Please copy everything from the start of the records down to the line containing "440, 679, 461]", both ends included, without changing a character.

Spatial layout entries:
⟨

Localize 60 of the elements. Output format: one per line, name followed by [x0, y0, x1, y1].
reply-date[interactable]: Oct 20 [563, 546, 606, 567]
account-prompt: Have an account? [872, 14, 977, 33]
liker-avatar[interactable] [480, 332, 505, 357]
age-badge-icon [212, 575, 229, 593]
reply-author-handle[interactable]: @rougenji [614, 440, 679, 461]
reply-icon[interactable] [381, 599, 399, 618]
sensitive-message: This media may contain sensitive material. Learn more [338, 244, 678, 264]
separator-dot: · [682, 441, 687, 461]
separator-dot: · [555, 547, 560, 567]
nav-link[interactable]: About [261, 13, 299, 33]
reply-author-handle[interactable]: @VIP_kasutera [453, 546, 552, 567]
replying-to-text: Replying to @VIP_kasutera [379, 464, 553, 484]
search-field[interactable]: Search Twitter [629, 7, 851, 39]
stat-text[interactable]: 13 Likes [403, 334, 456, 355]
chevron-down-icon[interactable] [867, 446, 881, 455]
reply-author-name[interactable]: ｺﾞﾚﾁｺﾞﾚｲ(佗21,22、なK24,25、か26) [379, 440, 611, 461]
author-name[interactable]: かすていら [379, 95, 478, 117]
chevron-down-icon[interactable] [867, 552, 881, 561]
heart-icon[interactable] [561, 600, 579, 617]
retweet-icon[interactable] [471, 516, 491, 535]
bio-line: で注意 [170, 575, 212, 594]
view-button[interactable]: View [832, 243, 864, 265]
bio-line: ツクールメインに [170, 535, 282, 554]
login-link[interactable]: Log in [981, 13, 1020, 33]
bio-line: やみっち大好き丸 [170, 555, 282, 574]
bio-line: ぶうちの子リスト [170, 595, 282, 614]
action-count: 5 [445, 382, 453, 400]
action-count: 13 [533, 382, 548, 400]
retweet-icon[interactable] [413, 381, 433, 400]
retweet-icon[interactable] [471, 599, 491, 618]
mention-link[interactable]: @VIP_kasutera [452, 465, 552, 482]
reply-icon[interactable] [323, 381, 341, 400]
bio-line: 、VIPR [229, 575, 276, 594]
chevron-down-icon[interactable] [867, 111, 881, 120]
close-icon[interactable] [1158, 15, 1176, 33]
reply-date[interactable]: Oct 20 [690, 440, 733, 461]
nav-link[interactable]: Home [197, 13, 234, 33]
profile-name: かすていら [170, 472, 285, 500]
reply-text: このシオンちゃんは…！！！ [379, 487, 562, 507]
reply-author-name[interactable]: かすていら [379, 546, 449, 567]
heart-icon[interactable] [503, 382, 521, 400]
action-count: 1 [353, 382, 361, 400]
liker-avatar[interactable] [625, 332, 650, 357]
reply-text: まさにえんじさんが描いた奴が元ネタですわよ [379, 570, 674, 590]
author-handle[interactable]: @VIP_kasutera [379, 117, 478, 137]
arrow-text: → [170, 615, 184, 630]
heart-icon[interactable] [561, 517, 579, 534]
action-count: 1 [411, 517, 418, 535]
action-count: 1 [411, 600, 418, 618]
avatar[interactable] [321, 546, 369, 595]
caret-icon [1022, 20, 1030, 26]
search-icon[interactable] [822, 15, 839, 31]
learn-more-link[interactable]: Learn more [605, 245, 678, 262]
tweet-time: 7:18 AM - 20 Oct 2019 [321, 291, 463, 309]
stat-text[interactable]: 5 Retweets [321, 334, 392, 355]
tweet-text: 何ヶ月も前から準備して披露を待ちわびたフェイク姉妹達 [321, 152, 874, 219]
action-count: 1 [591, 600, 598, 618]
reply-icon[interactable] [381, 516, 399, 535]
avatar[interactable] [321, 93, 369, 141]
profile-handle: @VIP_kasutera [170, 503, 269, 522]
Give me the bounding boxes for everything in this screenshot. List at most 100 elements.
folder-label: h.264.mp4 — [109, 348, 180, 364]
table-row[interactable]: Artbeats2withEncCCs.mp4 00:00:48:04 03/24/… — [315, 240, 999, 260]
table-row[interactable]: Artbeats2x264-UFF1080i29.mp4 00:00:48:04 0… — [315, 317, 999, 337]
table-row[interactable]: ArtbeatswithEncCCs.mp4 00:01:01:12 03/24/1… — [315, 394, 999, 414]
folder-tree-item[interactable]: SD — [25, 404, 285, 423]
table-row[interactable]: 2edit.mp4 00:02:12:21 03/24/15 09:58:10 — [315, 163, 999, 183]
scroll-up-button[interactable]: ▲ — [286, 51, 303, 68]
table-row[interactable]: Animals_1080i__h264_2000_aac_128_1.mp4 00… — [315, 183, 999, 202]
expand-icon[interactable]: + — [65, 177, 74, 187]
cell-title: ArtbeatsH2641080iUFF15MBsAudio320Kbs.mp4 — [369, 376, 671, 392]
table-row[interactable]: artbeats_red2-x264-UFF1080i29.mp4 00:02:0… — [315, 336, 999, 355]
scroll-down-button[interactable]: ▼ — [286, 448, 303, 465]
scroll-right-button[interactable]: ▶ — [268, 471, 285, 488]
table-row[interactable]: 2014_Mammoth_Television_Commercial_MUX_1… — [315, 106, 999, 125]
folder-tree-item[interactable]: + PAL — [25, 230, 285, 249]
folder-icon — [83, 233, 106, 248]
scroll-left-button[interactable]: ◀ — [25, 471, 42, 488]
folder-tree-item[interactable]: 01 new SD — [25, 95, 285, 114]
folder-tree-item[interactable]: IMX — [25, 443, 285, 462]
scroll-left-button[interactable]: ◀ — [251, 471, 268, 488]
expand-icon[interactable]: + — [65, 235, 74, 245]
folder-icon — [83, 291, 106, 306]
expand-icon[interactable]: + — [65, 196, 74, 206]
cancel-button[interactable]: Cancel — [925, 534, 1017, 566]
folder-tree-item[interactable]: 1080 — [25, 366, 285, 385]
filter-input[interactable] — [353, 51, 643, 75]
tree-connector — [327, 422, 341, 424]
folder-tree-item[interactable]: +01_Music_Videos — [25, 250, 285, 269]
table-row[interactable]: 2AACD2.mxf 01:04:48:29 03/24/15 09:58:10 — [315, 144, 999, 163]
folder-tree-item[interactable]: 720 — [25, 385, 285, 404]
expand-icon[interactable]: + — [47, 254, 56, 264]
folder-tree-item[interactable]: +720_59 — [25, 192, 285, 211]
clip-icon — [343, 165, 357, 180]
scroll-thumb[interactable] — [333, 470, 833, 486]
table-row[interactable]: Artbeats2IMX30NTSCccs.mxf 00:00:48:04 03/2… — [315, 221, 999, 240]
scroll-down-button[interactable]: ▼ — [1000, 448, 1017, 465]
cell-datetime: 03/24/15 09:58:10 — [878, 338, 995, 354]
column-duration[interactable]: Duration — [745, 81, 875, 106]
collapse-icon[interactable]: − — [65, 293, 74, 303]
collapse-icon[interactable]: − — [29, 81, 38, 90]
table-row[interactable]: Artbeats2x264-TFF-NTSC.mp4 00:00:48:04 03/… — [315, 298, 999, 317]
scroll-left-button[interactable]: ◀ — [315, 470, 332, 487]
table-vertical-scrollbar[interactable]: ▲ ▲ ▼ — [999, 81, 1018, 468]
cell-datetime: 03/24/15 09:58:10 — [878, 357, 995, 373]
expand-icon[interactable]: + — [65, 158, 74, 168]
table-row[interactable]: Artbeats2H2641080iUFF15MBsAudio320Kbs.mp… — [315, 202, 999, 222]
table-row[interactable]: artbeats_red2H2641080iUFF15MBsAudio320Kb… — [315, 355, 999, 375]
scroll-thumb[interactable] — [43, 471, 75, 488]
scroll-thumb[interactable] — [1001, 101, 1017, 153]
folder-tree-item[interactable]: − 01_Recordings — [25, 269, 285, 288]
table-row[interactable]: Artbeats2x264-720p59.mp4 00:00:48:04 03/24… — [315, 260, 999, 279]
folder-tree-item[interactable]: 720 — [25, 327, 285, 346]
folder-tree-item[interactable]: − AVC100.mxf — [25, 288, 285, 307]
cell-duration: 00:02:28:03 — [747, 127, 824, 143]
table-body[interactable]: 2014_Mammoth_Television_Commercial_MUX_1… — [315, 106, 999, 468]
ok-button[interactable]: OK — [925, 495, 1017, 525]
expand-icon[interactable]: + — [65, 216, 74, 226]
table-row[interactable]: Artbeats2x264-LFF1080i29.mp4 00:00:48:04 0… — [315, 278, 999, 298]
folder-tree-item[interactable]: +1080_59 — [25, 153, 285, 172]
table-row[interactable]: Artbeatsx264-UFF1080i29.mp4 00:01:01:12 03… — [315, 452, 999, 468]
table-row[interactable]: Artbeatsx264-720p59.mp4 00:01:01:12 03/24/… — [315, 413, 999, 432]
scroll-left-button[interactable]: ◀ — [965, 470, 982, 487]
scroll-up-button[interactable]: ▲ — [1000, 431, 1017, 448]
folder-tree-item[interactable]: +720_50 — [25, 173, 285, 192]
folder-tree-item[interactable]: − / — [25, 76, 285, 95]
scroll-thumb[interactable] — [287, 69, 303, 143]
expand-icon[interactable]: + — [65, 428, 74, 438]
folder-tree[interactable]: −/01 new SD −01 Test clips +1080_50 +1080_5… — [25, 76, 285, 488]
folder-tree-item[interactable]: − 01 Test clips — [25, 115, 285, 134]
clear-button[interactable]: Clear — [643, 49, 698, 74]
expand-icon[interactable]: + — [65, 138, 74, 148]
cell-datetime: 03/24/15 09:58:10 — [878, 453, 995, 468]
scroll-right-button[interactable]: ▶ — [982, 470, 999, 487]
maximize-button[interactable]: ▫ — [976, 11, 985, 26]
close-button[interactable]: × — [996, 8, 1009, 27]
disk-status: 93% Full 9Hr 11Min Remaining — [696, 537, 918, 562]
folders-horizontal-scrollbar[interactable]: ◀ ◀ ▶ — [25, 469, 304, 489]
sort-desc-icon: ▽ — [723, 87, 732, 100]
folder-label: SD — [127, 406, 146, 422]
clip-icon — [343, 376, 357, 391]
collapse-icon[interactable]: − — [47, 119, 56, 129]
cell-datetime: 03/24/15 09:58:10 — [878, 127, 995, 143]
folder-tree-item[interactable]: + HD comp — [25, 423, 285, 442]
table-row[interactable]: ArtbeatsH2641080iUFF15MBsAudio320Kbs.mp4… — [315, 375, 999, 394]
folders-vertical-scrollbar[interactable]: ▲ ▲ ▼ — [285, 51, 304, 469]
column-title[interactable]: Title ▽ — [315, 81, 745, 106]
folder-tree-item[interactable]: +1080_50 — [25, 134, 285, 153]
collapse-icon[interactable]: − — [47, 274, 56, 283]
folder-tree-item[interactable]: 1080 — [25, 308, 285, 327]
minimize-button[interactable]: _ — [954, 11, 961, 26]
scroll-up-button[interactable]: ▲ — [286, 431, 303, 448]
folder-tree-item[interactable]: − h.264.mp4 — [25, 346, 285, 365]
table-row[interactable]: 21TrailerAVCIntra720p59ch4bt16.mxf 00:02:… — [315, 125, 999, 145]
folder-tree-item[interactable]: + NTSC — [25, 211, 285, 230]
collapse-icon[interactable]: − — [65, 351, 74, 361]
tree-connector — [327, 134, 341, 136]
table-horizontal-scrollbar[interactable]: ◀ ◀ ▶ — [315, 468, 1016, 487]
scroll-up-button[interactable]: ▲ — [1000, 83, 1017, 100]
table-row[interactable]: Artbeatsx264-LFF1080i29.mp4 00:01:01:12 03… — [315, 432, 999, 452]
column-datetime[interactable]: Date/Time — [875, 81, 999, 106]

⟩

** Solution **
Localize 60 of the elements. Output format: one per line, name followed by [x0, y0, x1, y1].
reply-date[interactable]: Oct 20 [563, 546, 606, 567]
account-prompt: Have an account? [872, 14, 977, 33]
liker-avatar[interactable] [480, 332, 505, 357]
age-badge-icon [212, 575, 229, 593]
reply-author-handle[interactable]: @rougenji [614, 440, 679, 461]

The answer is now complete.